# Work to do
Copy every line with the string "uniquement" in it.

+++ Input data

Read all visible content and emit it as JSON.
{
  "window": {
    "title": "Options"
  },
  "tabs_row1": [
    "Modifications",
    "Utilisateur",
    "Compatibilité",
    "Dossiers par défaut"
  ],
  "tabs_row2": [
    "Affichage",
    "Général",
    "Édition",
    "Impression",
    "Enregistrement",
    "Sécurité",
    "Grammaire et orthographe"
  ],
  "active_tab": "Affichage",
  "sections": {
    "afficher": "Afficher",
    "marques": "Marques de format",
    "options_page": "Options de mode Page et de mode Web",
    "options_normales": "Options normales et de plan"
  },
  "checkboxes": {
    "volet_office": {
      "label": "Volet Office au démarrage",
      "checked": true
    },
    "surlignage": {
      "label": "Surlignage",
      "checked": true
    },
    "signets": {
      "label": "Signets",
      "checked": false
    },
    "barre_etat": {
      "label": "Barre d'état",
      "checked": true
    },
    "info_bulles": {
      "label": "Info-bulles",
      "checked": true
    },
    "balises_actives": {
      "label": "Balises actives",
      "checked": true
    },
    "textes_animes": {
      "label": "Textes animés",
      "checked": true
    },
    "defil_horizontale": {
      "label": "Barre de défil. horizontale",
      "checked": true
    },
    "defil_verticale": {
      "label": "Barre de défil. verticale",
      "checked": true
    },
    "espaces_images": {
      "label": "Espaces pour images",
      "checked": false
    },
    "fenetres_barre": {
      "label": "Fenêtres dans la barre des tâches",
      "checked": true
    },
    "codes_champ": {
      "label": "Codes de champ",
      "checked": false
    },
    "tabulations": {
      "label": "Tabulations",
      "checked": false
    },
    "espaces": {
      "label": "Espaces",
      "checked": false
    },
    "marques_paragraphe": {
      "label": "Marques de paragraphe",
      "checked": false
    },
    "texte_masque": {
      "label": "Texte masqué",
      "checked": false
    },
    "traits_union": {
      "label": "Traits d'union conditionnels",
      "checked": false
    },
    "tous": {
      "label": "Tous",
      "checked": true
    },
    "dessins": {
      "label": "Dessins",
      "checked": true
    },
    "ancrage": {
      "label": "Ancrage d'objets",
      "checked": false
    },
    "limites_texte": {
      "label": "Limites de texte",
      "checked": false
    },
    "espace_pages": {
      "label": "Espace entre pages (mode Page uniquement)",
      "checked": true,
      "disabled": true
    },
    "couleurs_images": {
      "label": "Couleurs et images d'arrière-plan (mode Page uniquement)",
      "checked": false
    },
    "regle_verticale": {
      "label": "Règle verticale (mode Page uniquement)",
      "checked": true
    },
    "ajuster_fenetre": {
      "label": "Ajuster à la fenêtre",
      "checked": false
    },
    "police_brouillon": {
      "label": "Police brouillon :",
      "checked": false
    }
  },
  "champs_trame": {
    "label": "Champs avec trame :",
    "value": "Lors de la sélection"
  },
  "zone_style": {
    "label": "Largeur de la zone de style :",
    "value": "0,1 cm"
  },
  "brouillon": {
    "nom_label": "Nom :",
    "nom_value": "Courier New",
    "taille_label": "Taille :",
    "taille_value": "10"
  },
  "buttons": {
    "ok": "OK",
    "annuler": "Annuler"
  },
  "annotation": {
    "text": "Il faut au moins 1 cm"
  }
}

++++++

# Written solution
      "label": "Espace entre pages (mode Page uniquement)",
      "label": "Couleurs et images d'arrière-plan (mode Page uniquement)",
      "label": "Règle verticale (mode Page uniquement)",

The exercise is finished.